--- start Data provided ---

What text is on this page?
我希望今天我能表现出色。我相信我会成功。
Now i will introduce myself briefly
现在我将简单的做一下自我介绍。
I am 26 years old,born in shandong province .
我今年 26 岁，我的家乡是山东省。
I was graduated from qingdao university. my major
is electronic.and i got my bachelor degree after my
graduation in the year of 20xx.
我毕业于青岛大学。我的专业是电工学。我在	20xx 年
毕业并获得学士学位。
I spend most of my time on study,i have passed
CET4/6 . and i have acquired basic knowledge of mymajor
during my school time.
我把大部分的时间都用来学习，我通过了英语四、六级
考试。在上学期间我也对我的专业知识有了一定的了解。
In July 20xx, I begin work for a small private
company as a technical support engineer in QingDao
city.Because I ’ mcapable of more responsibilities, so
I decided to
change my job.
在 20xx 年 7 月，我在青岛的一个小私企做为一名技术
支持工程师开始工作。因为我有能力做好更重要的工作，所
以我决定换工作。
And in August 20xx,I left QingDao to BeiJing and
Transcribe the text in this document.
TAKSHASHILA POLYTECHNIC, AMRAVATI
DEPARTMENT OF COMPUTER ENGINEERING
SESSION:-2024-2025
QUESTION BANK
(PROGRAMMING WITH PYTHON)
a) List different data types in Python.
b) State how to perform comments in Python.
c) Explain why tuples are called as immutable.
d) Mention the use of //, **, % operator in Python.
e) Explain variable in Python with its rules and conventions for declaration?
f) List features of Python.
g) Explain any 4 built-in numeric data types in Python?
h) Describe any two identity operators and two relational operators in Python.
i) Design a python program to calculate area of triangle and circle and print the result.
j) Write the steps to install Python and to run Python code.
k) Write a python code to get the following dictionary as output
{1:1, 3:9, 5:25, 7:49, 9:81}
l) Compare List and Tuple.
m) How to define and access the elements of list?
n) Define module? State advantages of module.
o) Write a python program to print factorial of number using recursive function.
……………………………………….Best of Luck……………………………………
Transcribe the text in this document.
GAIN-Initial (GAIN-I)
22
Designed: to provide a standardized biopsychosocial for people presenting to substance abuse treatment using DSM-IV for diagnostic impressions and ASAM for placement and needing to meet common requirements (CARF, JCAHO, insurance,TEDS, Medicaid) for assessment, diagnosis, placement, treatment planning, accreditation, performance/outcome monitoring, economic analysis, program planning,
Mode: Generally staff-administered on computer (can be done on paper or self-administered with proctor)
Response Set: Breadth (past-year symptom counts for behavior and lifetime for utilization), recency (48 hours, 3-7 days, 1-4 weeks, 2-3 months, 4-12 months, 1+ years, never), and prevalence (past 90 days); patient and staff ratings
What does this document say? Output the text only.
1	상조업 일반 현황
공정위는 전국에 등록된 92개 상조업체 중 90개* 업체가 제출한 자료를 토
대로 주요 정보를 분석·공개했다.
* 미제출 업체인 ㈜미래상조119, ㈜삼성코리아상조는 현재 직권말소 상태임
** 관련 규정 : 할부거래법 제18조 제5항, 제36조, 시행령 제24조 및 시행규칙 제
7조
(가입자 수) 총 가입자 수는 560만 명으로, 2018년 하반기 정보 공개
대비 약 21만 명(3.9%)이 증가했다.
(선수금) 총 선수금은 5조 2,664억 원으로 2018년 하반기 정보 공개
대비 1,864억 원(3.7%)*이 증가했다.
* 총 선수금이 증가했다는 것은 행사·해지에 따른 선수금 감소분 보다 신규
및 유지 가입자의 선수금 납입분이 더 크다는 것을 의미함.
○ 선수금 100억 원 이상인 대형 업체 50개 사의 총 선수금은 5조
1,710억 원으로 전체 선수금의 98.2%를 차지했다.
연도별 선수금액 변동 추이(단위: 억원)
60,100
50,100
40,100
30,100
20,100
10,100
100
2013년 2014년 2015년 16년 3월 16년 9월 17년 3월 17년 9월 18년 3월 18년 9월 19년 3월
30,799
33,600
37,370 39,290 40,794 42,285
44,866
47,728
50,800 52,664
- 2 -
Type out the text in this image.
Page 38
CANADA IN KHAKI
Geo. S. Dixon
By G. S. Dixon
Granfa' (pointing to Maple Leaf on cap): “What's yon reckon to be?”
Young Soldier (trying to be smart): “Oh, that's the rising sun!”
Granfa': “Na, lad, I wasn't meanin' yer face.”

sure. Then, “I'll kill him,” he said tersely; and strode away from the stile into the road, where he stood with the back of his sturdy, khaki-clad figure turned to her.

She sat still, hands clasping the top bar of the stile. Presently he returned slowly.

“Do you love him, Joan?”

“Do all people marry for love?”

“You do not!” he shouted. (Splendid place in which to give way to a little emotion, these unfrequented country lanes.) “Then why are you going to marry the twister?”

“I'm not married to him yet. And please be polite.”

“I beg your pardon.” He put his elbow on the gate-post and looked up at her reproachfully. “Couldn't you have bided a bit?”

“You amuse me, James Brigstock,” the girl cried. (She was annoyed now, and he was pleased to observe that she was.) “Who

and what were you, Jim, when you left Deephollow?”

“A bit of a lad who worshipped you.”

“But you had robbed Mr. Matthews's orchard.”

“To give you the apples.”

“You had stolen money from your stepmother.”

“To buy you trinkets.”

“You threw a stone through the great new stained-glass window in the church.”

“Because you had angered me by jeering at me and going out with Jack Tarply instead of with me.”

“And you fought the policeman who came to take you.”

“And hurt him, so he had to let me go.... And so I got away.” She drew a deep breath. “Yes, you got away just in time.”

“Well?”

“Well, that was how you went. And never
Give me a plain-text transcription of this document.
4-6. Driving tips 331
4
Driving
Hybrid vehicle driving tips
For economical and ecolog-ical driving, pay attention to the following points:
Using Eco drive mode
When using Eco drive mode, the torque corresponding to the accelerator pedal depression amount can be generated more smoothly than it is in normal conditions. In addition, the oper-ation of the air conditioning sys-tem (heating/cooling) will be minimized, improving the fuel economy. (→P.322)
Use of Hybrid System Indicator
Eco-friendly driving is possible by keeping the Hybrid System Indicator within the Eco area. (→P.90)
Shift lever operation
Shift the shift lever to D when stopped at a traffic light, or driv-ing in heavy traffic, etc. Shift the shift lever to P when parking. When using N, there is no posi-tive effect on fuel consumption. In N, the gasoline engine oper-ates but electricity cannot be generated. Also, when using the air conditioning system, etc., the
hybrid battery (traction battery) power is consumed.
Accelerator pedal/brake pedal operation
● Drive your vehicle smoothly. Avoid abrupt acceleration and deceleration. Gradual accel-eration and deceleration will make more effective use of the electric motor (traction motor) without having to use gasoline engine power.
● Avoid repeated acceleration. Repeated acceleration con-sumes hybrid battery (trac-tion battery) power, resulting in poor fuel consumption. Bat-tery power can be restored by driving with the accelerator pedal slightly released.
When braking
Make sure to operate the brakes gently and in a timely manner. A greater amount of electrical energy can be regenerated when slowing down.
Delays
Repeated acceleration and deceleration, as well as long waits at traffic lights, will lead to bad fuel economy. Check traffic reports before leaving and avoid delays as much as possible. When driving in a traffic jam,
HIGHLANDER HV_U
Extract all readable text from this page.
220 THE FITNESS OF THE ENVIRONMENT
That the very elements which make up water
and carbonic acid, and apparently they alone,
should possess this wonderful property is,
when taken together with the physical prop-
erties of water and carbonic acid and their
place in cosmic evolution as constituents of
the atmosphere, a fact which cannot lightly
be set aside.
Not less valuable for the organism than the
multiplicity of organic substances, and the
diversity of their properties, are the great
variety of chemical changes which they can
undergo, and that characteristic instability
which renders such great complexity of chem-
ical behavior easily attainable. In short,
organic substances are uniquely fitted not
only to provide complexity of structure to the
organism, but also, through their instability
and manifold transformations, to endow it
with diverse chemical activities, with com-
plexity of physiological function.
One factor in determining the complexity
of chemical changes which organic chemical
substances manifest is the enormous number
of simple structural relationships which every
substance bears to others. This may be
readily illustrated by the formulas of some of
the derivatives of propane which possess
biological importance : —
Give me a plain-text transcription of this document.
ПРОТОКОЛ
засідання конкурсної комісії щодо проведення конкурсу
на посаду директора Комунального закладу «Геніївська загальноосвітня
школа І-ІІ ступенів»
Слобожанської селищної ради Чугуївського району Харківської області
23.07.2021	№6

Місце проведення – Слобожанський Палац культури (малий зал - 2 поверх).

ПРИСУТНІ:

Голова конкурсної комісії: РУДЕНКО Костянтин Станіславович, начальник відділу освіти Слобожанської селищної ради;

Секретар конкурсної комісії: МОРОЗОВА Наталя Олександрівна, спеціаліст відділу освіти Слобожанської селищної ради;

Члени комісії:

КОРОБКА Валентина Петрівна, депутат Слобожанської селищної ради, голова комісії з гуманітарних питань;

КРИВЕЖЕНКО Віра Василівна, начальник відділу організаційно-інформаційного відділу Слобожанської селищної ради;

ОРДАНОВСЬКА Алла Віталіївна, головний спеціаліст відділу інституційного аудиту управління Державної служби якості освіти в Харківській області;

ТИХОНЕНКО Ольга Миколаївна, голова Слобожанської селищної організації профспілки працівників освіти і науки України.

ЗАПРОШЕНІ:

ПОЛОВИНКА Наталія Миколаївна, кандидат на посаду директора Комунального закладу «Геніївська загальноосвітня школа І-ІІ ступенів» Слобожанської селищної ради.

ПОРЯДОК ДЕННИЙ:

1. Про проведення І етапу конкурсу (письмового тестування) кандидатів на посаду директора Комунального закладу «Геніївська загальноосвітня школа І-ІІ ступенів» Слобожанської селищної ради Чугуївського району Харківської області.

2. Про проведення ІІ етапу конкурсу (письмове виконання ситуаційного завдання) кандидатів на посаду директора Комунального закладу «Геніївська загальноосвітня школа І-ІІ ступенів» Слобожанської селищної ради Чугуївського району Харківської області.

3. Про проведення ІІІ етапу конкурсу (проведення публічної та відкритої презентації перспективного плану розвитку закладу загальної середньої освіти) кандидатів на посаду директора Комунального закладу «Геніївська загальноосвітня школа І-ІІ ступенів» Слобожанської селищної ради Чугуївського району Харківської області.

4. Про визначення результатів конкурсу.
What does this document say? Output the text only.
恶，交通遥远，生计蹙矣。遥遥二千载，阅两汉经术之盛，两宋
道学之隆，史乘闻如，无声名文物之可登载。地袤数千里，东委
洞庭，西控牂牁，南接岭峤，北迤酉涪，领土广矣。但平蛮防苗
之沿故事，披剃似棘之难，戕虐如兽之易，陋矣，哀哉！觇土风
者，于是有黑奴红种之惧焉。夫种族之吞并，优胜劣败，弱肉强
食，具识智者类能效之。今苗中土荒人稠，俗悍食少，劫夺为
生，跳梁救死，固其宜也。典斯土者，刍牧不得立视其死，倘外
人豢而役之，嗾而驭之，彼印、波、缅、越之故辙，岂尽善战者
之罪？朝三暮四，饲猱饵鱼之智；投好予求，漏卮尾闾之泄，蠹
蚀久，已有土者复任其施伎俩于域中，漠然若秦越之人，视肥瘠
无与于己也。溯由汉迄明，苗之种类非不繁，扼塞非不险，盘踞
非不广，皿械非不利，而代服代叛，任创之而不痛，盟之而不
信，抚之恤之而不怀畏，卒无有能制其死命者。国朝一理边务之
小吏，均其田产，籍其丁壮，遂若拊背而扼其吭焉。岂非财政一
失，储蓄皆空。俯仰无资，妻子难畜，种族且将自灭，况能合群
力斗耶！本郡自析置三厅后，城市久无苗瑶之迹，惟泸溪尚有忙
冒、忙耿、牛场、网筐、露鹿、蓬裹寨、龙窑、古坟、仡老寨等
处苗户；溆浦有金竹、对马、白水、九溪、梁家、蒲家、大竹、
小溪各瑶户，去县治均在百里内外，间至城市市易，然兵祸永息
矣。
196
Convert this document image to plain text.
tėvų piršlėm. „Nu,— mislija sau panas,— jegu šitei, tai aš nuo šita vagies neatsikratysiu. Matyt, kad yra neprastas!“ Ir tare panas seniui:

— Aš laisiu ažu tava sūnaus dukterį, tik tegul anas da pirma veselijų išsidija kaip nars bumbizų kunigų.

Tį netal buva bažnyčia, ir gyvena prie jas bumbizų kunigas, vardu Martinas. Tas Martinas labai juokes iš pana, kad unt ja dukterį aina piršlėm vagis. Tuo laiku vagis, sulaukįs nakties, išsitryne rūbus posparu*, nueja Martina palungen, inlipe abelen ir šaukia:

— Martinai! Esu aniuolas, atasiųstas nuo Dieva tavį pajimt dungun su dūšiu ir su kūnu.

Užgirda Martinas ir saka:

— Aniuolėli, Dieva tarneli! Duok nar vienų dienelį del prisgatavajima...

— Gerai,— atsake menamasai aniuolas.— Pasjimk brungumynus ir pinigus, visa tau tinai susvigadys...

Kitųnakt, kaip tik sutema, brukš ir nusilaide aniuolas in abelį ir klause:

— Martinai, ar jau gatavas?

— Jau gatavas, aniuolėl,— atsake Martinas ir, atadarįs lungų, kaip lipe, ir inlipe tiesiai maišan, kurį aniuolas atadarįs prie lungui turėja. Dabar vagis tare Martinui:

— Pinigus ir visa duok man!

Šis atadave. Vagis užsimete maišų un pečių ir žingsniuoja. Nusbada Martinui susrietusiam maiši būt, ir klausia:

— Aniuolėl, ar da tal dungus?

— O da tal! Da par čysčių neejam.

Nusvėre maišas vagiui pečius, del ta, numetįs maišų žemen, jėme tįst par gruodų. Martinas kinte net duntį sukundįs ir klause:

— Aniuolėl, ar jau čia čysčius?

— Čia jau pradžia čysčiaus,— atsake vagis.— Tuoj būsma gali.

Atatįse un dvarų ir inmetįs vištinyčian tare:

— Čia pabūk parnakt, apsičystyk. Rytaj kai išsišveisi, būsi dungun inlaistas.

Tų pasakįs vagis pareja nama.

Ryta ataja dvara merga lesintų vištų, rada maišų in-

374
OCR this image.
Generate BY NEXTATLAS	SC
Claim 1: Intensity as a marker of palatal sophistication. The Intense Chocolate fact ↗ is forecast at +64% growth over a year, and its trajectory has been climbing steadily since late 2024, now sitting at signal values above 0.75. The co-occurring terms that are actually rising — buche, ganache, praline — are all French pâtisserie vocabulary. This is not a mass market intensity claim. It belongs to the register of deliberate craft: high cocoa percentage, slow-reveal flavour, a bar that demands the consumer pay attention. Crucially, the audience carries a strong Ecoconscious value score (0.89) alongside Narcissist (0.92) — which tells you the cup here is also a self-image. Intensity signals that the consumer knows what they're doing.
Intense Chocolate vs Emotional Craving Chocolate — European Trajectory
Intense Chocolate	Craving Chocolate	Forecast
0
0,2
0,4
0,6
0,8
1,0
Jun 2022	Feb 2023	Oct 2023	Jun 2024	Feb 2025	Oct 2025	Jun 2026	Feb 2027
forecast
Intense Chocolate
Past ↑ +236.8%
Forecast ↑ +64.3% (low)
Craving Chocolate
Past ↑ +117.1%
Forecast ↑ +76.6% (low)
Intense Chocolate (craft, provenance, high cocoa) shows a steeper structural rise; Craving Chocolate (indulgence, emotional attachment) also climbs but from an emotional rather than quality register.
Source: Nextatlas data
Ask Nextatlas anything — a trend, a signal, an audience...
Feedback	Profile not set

--- end Data provided ---

→ Work required:
Tally the lines in these entries that have the string "print" in them, then answer with the count and nothing else.

→ Solution:
2